▸ **Task statement**
Take the material below and retype it in full; pictures are left out.
Start
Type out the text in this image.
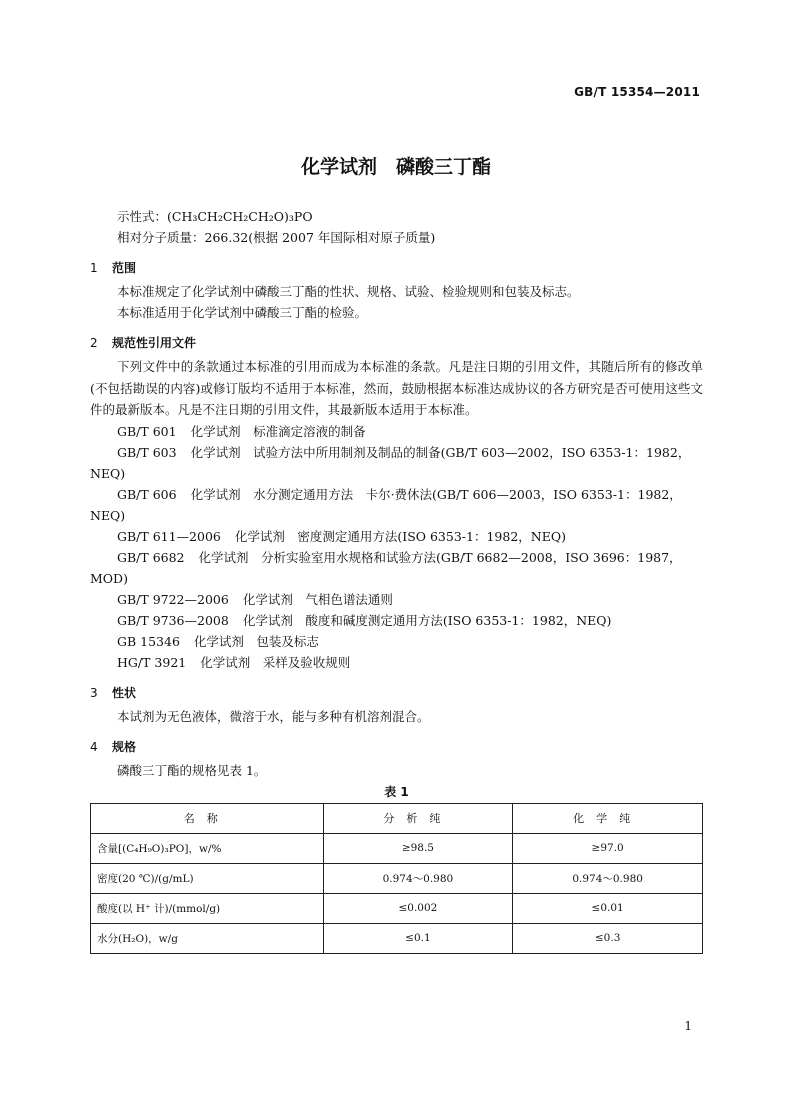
GB/T 15354—2011
化学试剂　磷酸三丁酯
示性式：(CH₃CH₂CH₂CH₂O)₃PO
相对分子质量：266.32(根据 2007 年国际相对原子质量)
1 范围
本标准规定了化学试剂中磷酸三丁酯的性状、规格、试验、检验规则和包装及标志。
本标准适用于化学试剂中磷酸三丁酯的检验。
2 规范性引用文件
下列文件中的条款通过本标准的引用而成为本标准的条款。凡是注日期的引用文件，其随后所有的修改单(不包括勘误的内容)或修订版均不适用于本标准，然而，鼓励根据本标准达成协议的各方研究是否可使用这些文件的最新版本。凡是不注日期的引用文件，其最新版本适用于本标准。
GB/T 601 化学试剂　标准滴定溶液的制备
GB/T 603 化学试剂　试验方法中所用制剂及制品的制备(GB/T 603—2002，ISO 6353-1：1982，
NEQ)
GB/T 606 化学试剂　水分测定通用方法　卡尔·费休法(GB/T 606—2003，ISO 6353-1：1982，
NEQ)
GB/T 611—2006 化学试剂　密度测定通用方法(ISO 6353-1：1982，NEQ)
GB/T 6682 化学试剂　分析实验室用水规格和试验方法(GB/T 6682—2008，ISO 3696：1987，
MOD)
GB/T 9722—2006 化学试剂　气相色谱法通则
GB/T 9736—2008 化学试剂　酸度和碱度测定通用方法(ISO 6353-1：1982，NEQ)
GB 15346 化学试剂　包装及标志
HG/T 3921 化学试剂　采样及验收规则
3 性状
本试剂为无色液体，微溶于水，能与多种有机溶剂混合。
4 规格
磷酸三丁酯的规格见表 1。
表 1
名称	分析纯	化学纯
含量[(C₄H₉O)₃PO]，w/%	≥98.5	≥97.0
密度(20 ℃)/(g/mL)	0.974～0.980	0.974～0.980
酸度(以 H⁺ 计)/(mmol/g)	≤0.002	≤0.01
水分(H₂O)，w/g	≤0.1	≤0.3
1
End
▸ **Written response**
Type out the text in this image.
GB/T 15354—2011
化学试剂　磷酸三丁酯
示性式：(CH₃CH₂CH₂CH₂O)₃PO
相对分子质量：266.32(根据 2007 年国际相对原子质量)
1 范围
本标准规定了化学试剂中磷酸三丁酯的性状、规格、试验、检验规则和包装及标志。
本标准适用于化学试剂中磷酸三丁酯的检验。
2 规范性引用文件
下列文件中的条款通过本标准的引用而成为本标准的条款。凡是注日期的引用文件，其随后所有的修改单(不包括勘误的内容)或修订版均不适用于本标准，然而，鼓励根据本标准达成协议的各方研究是否可使用这些文件的最新版本。凡是不注日期的引用文件，其最新版本适用于本标准。
GB/T 601 化学试剂　标准滴定溶液的制备
GB/T 603 化学试剂　试验方法中所用制剂及制品的制备(GB/T 603—2002，ISO 6353-1：1982，
NEQ)
GB/T 606 化学试剂　水分测定通用方法　卡尔·费休法(GB/T 606—2003，ISO 6353-1：1982，
NEQ)
GB/T 611—2006 化学试剂　密度测定通用方法(ISO 6353-1：1982，NEQ)
GB/T 6682 化学试剂　分析实验室用水规格和试验方法(GB/T 6682—2008，ISO 3696：1987，
MOD)
GB/T 9722—2006 化学试剂　气相色谱法通则
GB/T 9736—2008 化学试剂　酸度和碱度测定通用方法(ISO 6353-1：1982，NEQ)
GB 15346 化学试剂　包装及标志
HG/T 3921 化学试剂　采样及验收规则
3 性状
本试剂为无色液体，微溶于水，能与多种有机溶剂混合。
4 规格
磷酸三丁酯的规格见表 1。
表 1
名称	分析纯	化学纯
含量[(C₄H₉O)₃PO]，w/%	≥98.5	≥97.0
密度(20 ℃)/(g/mL)	0.974～0.980	0.974～0.980
酸度(以 H⁺ 计)/(mmol/g)	≤0.002	≤0.01
水分(H₂O)，w/g	≤0.1	≤0.3
1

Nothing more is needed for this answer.